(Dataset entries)
:::
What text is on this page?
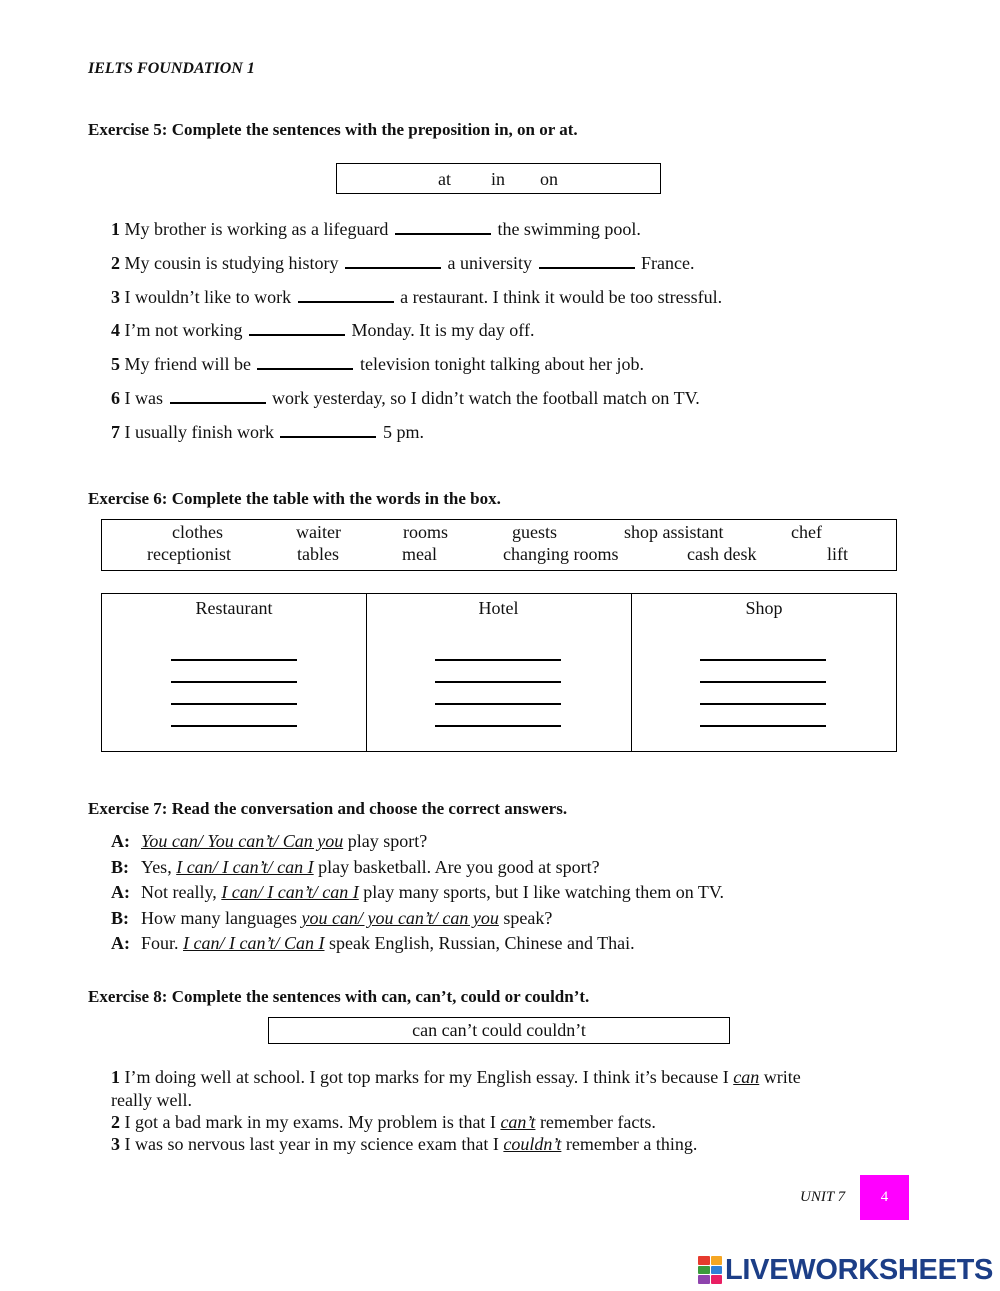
IELTS FOUNDATION 1
Exercise 5: Complete the sentences with the preposition in, on or at.
at in on
1 My brother is working as a lifeguard	the swimming pool.
2 My cousin is studying history	a university	France.
3 I wouldn’t like to work	a restaurant. I think it would be too stressful.
4 I’m not working	Monday. It is my day off.
5 My friend will be	television tonight talking about her job.
6 I was	work yesterday, so I didn’t watch the football match on TV.
7 I usually finish work	5 pm.
Exercise 6: Complete the table with the words in the box.
clothes	waiter	rooms	guests	shop assistant	chef
receptionist	tables	meal	changing rooms	cash desk	lift
Restaurant	Hotel	Shop
Exercise 7: Read the conversation and choose the correct answers.
A: You can/ You can’t/ Can you play sport?
B: Yes, I can/ I can’t/ can I play basketball. Are you good at sport?
A: Not really, I can/ I can’t/ can I play many sports, but I like watching them on TV.
B: How many languages you can/ you can’t/ can you speak?
A: Four. I can/ I can’t/ Can I speak English, Russian, Chinese and Thai.
Exercise 8: Complete the sentences with can, can’t, could or couldn’t.
can can’t could couldn’t
1 I’m doing well at school. I got top marks for my English essay. I think it’s because I can write
really well.
2 I got a bad mark in my exams. My problem is that I can’t remember facts.
3 I was so nervous last year in my science exam that I couldn’t remember a thing.
UNIT 7	4
LIVEWORKSHEETS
:::
-- Aim --
Every line that holds the string "Complete" should be returned.

-- Response --
Exercise 5: Complete the sentences with the preposition in, on or at.
Exercise 6: Complete the table with the words in the box.
Exercise 8: Complete the sentences with can, can’t, could or couldn’t.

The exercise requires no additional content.